>>>

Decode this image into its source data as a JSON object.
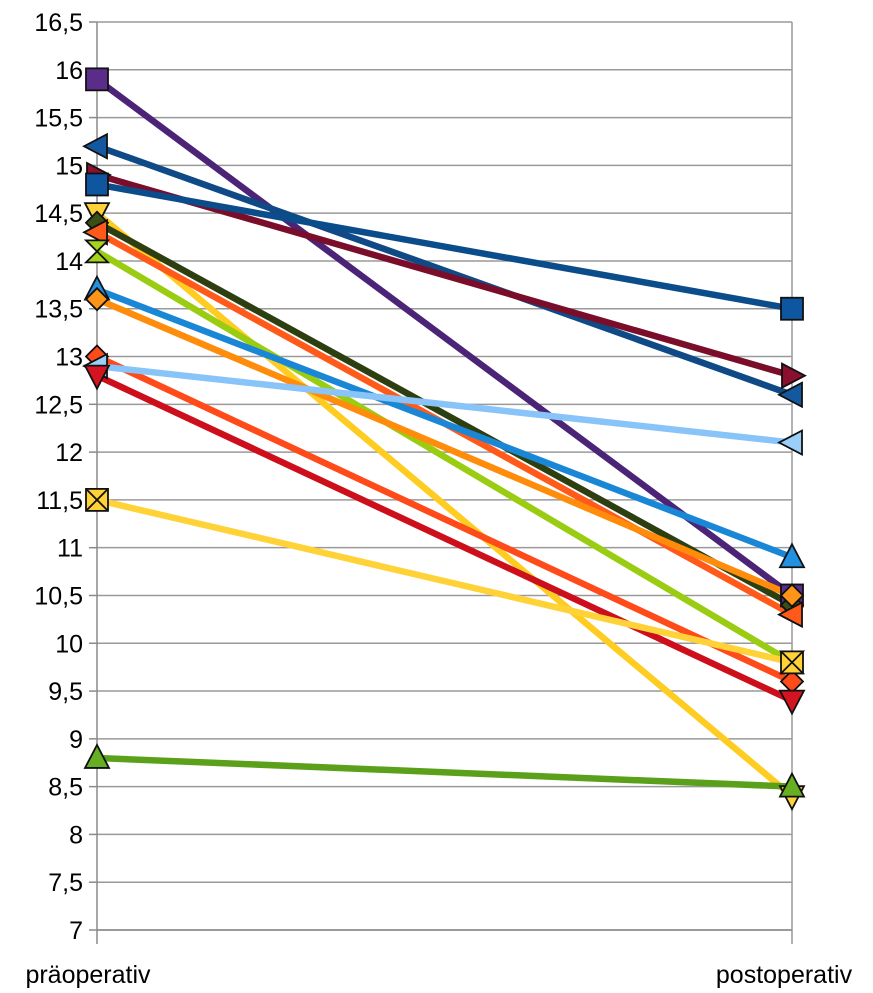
{
  "chart_data": {
    "type": "line",
    "categories": [
      "präoperativ",
      "postoperativ"
    ],
    "ylim": [
      7,
      16.5
    ],
    "ytick_step": 0.5,
    "ytick_labels": [
      "7",
      "7,5",
      "8",
      "8,5",
      "9",
      "9,5",
      "10",
      "10,5",
      "11",
      "11,5",
      "12",
      "12,5",
      "13",
      "13,5",
      "14",
      "14,5",
      "15",
      "15,5",
      "16",
      "16,5"
    ],
    "grid": "horizontal",
    "series": [
      {
        "values": [
          15.9,
          10.5
        ],
        "color": "#4B2478",
        "marker": "square",
        "marker_color": "#5A2D8A"
      },
      {
        "values": [
          15.2,
          12.6
        ],
        "color": "#0F4A86",
        "marker": "triangle-left",
        "marker_color": "#1458A0"
      },
      {
        "values": [
          14.9,
          12.8
        ],
        "color": "#7A0E2A",
        "marker": "triangle-right",
        "marker_color": "#8B1030"
      },
      {
        "values": [
          14.8,
          13.5
        ],
        "color": "#0B4C8A",
        "marker": "square",
        "marker_color": "#0E56A0"
      },
      {
        "values": [
          14.5,
          8.4
        ],
        "color": "#FFCC22",
        "marker": "triangle-down",
        "marker_color": "#FFD23A"
      },
      {
        "values": [
          14.4,
          10.4
        ],
        "color": "#2D3F10",
        "marker": "diamond",
        "marker_color": "#3A4E18"
      },
      {
        "values": [
          14.3,
          10.3
        ],
        "color": "#FF5A1A",
        "marker": "triangle-left",
        "marker_color": "#FF5A1A"
      },
      {
        "values": [
          14.1,
          9.8
        ],
        "color": "#9ACD12",
        "marker": "hourglass",
        "marker_color": "#A6D41A"
      },
      {
        "values": [
          13.7,
          10.9
        ],
        "color": "#1A86D6",
        "marker": "triangle-up",
        "marker_color": "#2291E0"
      },
      {
        "values": [
          13.6,
          10.5
        ],
        "color": "#FF8C0A",
        "marker": "diamond",
        "marker_color": "#FF9518"
      },
      {
        "values": [
          13.0,
          9.6
        ],
        "color": "#FF4A1A",
        "marker": "diamond",
        "marker_color": "#FF4A1A"
      },
      {
        "values": [
          12.9,
          12.1
        ],
        "color": "#88C4F8",
        "marker": "triangle-left",
        "marker_color": "#9ACFFA"
      },
      {
        "values": [
          12.8,
          9.4
        ],
        "color": "#CC0F1A",
        "marker": "triangle-down",
        "marker_color": "#D41420"
      },
      {
        "values": [
          11.5,
          9.8
        ],
        "color": "#FFD238",
        "marker": "x-square",
        "marker_color": "#FFD238"
      },
      {
        "values": [
          8.8,
          8.5
        ],
        "color": "#5AA01A",
        "marker": "triangle-up",
        "marker_color": "#66AE22"
      }
    ]
  }
}
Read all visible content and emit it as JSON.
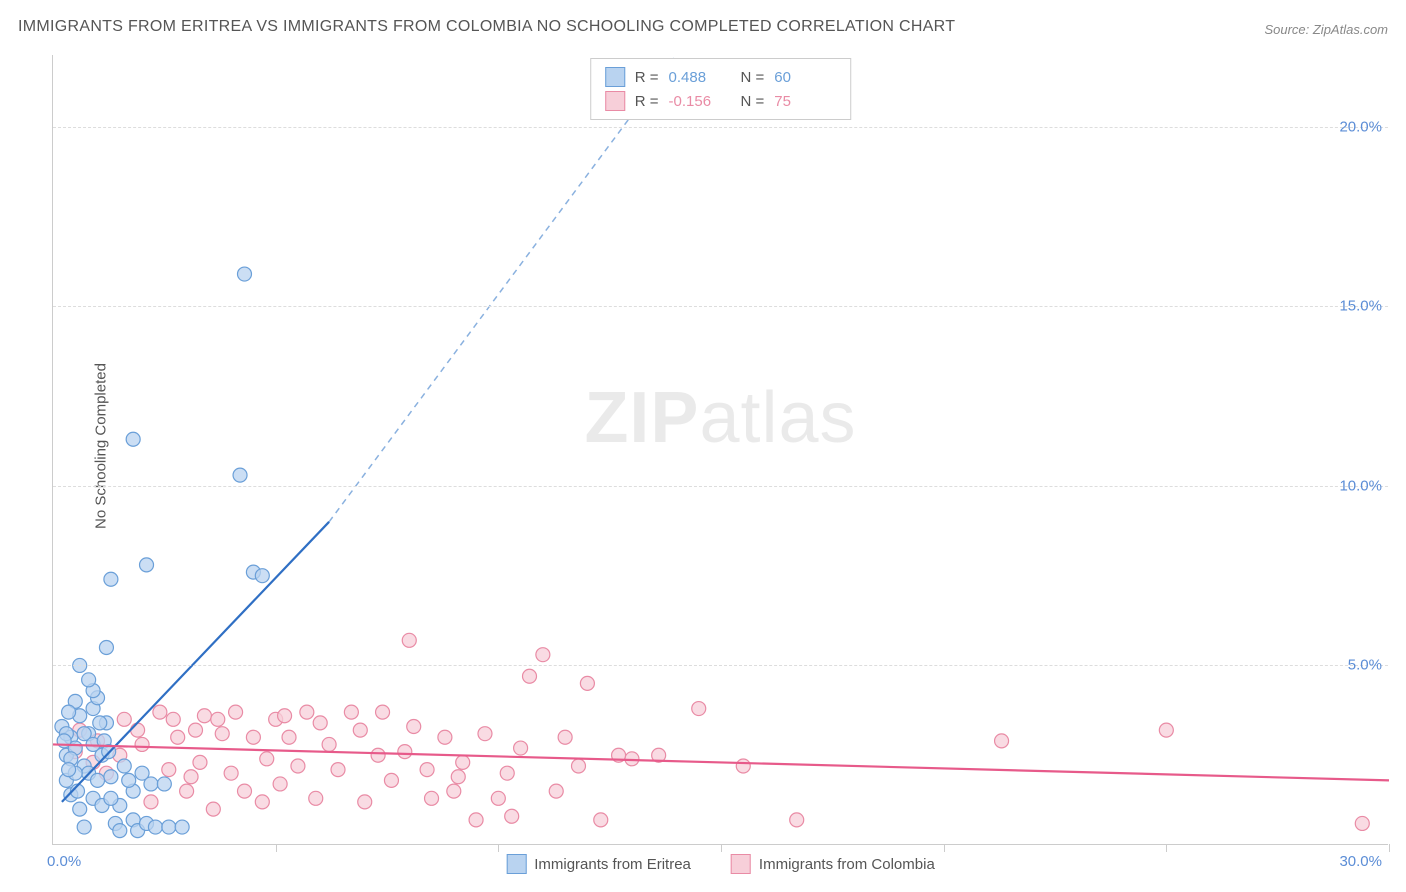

<<<

Copy every line above that includes the string "JSON".

Task result:
Decode this image into its source data as a JSON object.
Read all visible content and emit it as JSON.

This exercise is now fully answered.